**WRITTEN INSTRUCTION:**
Without changing a character, return the entries, but not the images they hold.

**SUPPLIED MATERIAL:**
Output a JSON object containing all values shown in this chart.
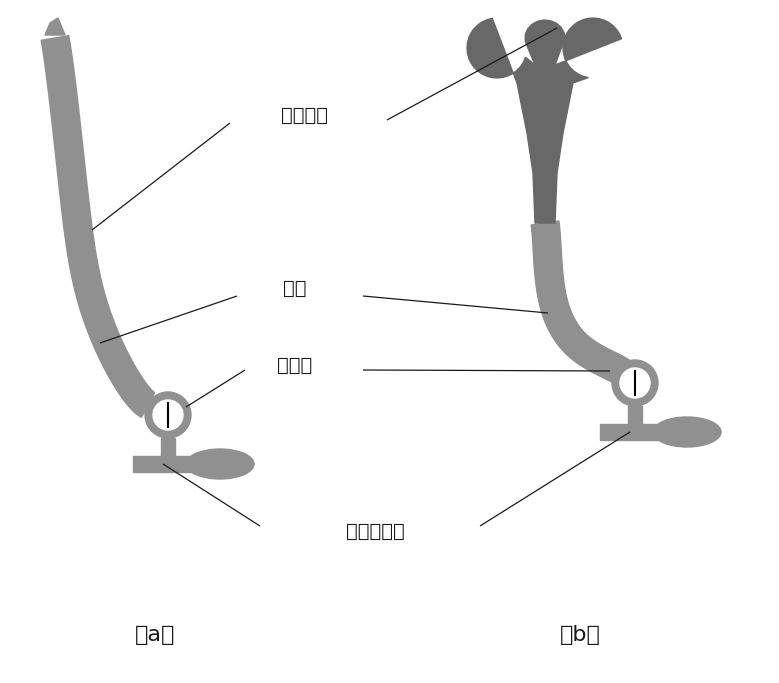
{
  "bg_color": "#ffffff",
  "shape_color": "#909090",
  "shape_color_dark": "#686868",
  "line_color": "#1a1a1a",
  "labels": {
    "gong_xing_qi_nang": "宫型气囊",
    "dao_guan": "导管",
    "qi_ya_biao": "气压表",
    "dan_xiang_chong_qi_fa": "单相充气阀",
    "a": "（a）",
    "b": "（b）"
  },
  "figsize": [
    7.79,
    6.83
  ],
  "dpi": 100
}
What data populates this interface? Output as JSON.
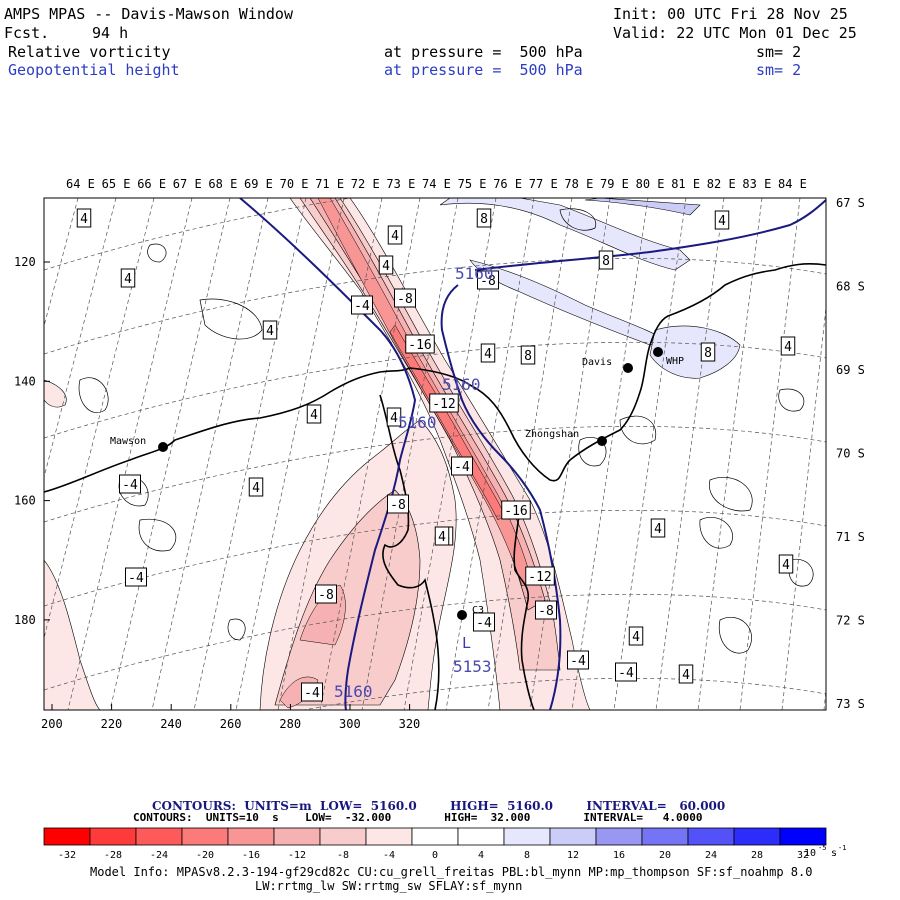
{
  "header": {
    "title": "AMPS MPAS -- Davis-Mawson Window",
    "fcst_label": "Fcst.",
    "fcst_value": "94 h",
    "init": "Init: 00 UTC Fri 28 Nov 25",
    "valid": "Valid: 22 UTC Mon 01 Dec 25",
    "field1": "Relative vorticity",
    "field1_level": "at pressure =  500 hPa",
    "field1_sm": "sm= 2",
    "field2": "Geopotential height",
    "field2_level": "at pressure =  500 hPa",
    "field2_sm": "sm= 2"
  },
  "axes": {
    "top_lon": [
      "64 E",
      "65 E",
      "66 E",
      "67 E",
      "68 E",
      "69 E",
      "70 E",
      "71 E",
      "72 E",
      "73 E",
      "74 E",
      "75 E",
      "76 E",
      "77 E",
      "78 E",
      "79 E",
      "80 E",
      "81 E",
      "82 E",
      "83 E",
      "84 E"
    ],
    "right_lat": [
      "67 S",
      "68 S",
      "69 S",
      "70 S",
      "71 S",
      "72 S",
      "73 S"
    ],
    "left_ticks": [
      "120",
      "140",
      "160",
      "180"
    ],
    "bottom_ticks": [
      "200",
      "220",
      "240",
      "260",
      "280",
      "300",
      "320"
    ]
  },
  "stations": [
    "Davis",
    "WHP",
    "Mawson",
    "Zhongshan",
    "C3"
  ],
  "vorticity_labels": [
    "4",
    "4",
    "4",
    "8",
    "4",
    "8",
    "4",
    "-4",
    "-8",
    "-8",
    "4",
    "4",
    "-16",
    "4",
    "8",
    "8",
    "4",
    "-12",
    "4",
    "4",
    "-4",
    "-4",
    "4",
    "4",
    "-8",
    "-16",
    "4",
    "-4",
    "-4",
    "4",
    "-8",
    "-12",
    "-8",
    "-4",
    "4",
    "-4",
    "4",
    "-4"
  ],
  "height_labels": [
    "5160",
    "5160",
    "5160",
    "5160"
  ],
  "high_low": {
    "low_mark": "L",
    "low_value": "5153"
  },
  "footer": {
    "contours1": "CONTOURS:  UNITS=m  LOW=  5160.0        HIGH=  5160.0        INTERVAL=   60.000",
    "contours2": "CONTOURS:  UNITS=10  s    LOW=  -32.000        HIGH=  32.000        INTERVAL=   4.0000",
    "colorbar_ticks": [
      "-32",
      "-28",
      "-24",
      "-20",
      "-16",
      "-12",
      "-8",
      "-4",
      "0",
      "4",
      "8",
      "12",
      "16",
      "20",
      "24",
      "28",
      "32"
    ],
    "colorbar_unit": "10",
    "colorbar_colors": [
      "#ff0000",
      "#ff3a3a",
      "#ff5a5a",
      "#fb7a7a",
      "#f89696",
      "#f6b2b2",
      "#f9cccc",
      "#fde6e6",
      "#ffffff",
      "#ffffff",
      "#e6e6fd",
      "#ccccf9",
      "#9898f3",
      "#7474f5",
      "#5252f8",
      "#2c2cfb",
      "#0000ff"
    ],
    "model_info1": "Model Info: MPASv8.2.3-194-gf29cd82c CU:cu_grell_freitas PBL:bl_mynn MP:mp_thompson SF:sf_noahmp 8.0",
    "model_info2": "LW:rrtmg_lw SW:rrtmg_sw SFLAY:sf_mynn"
  }
}
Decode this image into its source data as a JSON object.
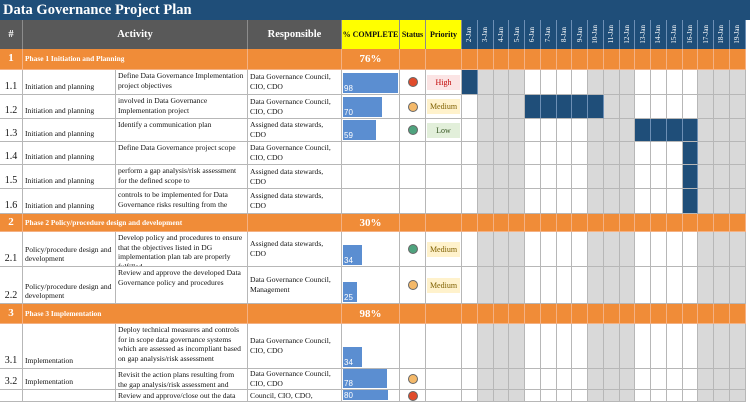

**FULL SOLUTION:**
Output a JSON object containing all values shown in this chart.
{
  "bg_color": "#ffffff",
  "shape_color": "#909090",
  "shape_color_dark": "#686868",
  "line_color": "#1a1a1a",
  "labels": {
    "gong_xing_qi_nang": "宫型气囊",
    "dao_guan": "导管",
    "qi_ya_biao": "气压表",
    "dan_xiang_chong_qi_fa": "单相充气阀",
    "a": "（a）",
    "b": "（b）"
  },
  "figsize": [
    7.79,
    6.83
  ],
  "dpi": 100
}
What data populates this interface? Output as JSON.
{
  "header": {
    "title": "AMPS MPAS -- Davis-Mawson Window",
    "fcst_label": "Fcst.",
    "fcst_value": "94 h",
    "init": "Init: 00 UTC Fri 28 Nov 25",
    "valid": "Valid: 22 UTC Mon 01 Dec 25",
    "field1": "Relative vorticity",
    "field1_level": "at pressure =  500 hPa",
    "field1_sm": "sm= 2",
    "field2": "Geopotential height",
    "field2_level": "at pressure =  500 hPa",
    "field2_sm": "sm= 2"
  },
  "axes": {
    "top_lon": [
      "64 E",
      "65 E",
      "66 E",
      "67 E",
      "68 E",
      "69 E",
      "70 E",
      "71 E",
      "72 E",
      "73 E",
      "74 E",
      "75 E",
      "76 E",
      "77 E",
      "78 E",
      "79 E",
      "80 E",
      "81 E",
      "82 E",
      "83 E",
      "84 E"
    ],
    "right_lat": [
      "67 S",
      "68 S",
      "69 S",
      "70 S",
      "71 S",
      "72 S",
      "73 S"
    ],
    "left_ticks": [
      "120",
      "140",
      "160",
      "180"
    ],
    "bottom_ticks": [
      "200",
      "220",
      "240",
      "260",
      "280",
      "300",
      "320"
    ]
  },
  "stations": [
    "Davis",
    "WHP",
    "Mawson",
    "Zhongshan",
    "C3"
  ],
  "vorticity_labels": [
    "4",
    "4",
    "4",
    "8",
    "4",
    "8",
    "4",
    "-4",
    "-8",
    "-8",
    "4",
    "4",
    "-16",
    "4",
    "8",
    "8",
    "4",
    "-12",
    "4",
    "4",
    "-4",
    "-4",
    "4",
    "4",
    "-8",
    "-16",
    "4",
    "-4",
    "-4",
    "4",
    "-8",
    "-12",
    "-8",
    "-4",
    "4",
    "-4",
    "4",
    "-4"
  ],
  "height_labels": [
    "5160",
    "5160",
    "5160",
    "5160"
  ],
  "high_low": {
    "low_mark": "L",
    "low_value": "5153"
  },
  "footer": {
    "contours1": "CONTOURS:  UNITS=m  LOW=  5160.0        HIGH=  5160.0        INTERVAL=   60.000",
    "contours2": "CONTOURS:  UNITS=10  s    LOW=  -32.000        HIGH=  32.000        INTERVAL=   4.0000",
    "colorbar_ticks": [
      "-32",
      "-28",
      "-24",
      "-20",
      "-16",
      "-12",
      "-8",
      "-4",
      "0",
      "4",
      "8",
      "12",
      "16",
      "20",
      "24",
      "28",
      "32"
    ],
    "colorbar_unit": "10",
    "colorbar_colors": [
      "#ff0000",
      "#ff3a3a",
      "#ff5a5a",
      "#fb7a7a",
      "#f89696",
      "#f6b2b2",
      "#f9cccc",
      "#fde6e6",
      "#ffffff",
      "#ffffff",
      "#e6e6fd",
      "#ccccf9",
      "#9898f3",
      "#7474f5",
      "#5252f8",
      "#2c2cfb",
      "#0000ff"
    ],
    "model_info1": "Model Info: MPASv8.2.3-194-gf29cd82c CU:cu_grell_freitas PBL:bl_mynn MP:mp_thompson SF:sf_noahmp 8.0",
    "model_info2": "LW:rrtmg_lw SW:rrtmg_sw SFLAY:sf_mynn"
  }
}
Decode this image into its source data as a JSON object.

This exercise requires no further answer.